-- begin Source records --

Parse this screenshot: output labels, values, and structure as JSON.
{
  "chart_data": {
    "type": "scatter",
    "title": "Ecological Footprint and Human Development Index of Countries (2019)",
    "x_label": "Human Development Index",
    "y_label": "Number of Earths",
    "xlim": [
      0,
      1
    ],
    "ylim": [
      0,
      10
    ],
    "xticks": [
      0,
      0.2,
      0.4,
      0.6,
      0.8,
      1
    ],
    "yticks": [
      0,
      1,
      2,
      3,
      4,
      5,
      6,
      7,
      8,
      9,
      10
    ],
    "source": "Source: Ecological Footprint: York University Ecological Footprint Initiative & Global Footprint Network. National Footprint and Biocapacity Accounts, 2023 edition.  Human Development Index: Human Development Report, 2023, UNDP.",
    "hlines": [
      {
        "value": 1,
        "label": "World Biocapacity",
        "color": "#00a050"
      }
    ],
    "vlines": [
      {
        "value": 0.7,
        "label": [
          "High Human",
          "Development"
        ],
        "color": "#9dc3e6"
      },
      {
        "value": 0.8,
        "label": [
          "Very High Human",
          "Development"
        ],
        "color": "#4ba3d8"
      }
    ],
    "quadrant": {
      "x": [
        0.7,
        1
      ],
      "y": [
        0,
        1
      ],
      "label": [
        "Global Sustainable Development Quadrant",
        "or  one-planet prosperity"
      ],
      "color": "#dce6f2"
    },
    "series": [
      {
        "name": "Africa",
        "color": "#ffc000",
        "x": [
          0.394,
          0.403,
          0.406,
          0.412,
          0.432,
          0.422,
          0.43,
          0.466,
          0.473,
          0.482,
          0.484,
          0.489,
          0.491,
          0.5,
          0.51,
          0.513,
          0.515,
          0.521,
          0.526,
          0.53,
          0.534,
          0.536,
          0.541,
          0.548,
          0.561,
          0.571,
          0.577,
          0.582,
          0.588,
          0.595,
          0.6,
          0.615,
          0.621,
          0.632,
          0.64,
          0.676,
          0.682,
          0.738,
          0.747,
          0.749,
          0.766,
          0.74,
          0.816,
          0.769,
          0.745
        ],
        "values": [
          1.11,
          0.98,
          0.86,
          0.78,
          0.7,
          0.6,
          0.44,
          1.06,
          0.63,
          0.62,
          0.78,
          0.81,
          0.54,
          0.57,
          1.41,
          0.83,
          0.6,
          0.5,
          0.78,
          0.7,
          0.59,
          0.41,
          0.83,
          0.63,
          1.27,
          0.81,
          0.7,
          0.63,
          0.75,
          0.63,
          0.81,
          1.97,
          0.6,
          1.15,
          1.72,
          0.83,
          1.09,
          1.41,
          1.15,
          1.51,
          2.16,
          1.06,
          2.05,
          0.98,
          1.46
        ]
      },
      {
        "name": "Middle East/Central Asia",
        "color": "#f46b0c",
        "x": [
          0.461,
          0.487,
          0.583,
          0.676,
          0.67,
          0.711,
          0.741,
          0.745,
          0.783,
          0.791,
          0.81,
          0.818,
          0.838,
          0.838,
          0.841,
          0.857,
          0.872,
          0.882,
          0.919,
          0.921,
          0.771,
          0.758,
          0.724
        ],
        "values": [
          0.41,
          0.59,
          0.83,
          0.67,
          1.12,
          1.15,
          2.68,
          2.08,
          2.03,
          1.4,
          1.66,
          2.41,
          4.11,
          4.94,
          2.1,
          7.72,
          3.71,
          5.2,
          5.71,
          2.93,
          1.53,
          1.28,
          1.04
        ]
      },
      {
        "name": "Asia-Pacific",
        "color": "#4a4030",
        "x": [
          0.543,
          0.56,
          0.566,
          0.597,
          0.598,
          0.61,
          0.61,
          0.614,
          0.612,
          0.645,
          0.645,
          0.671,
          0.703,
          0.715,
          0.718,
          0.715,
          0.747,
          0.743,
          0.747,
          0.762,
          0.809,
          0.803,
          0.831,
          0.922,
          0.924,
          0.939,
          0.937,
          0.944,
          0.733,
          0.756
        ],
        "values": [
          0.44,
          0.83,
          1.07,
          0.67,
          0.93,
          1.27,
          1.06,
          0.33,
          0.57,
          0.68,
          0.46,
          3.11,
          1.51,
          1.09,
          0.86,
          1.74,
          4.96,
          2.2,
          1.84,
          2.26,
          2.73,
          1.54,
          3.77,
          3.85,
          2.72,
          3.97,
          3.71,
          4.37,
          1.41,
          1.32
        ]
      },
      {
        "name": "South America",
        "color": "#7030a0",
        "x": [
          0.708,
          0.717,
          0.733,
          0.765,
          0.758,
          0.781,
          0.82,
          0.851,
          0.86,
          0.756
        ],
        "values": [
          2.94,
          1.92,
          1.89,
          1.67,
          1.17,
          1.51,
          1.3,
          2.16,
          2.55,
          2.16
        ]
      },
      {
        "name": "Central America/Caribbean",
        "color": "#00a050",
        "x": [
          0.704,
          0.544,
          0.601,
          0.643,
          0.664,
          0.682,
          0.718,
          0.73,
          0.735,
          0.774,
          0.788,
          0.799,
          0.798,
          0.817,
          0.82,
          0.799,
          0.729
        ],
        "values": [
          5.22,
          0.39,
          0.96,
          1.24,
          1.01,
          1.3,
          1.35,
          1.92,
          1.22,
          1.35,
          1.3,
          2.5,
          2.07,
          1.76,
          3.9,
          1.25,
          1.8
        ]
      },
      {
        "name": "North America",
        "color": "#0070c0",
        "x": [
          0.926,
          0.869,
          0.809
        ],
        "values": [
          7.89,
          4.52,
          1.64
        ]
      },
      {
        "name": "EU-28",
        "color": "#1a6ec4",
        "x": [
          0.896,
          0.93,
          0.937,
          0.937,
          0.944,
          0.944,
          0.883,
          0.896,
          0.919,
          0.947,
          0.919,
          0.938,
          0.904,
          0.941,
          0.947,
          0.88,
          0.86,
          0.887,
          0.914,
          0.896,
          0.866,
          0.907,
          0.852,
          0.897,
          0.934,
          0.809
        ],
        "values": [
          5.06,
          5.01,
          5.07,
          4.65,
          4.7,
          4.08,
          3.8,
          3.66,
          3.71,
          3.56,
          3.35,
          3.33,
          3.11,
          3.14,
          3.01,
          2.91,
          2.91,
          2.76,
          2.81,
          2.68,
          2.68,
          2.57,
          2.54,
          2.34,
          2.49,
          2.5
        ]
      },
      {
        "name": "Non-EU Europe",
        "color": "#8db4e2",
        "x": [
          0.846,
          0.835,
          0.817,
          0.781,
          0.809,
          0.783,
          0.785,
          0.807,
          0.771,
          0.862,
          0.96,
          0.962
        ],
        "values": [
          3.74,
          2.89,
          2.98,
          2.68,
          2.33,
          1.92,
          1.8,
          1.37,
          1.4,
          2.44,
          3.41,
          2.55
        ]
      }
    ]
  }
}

-- end Source records --

**Task directions:**
Pick out the lines that include the word "Global" and write them out.

**Solution for this task:**
    "source": "Source: Ecological Footprint: York University Ecological Footprint Initiative & Global Footprint Network. National Footprint and Biocapacity Accounts, 2023 edition.  Human Development Index: Human Development Report, 2023, UNDP.",
        "Global Sustainable Development Quadrant",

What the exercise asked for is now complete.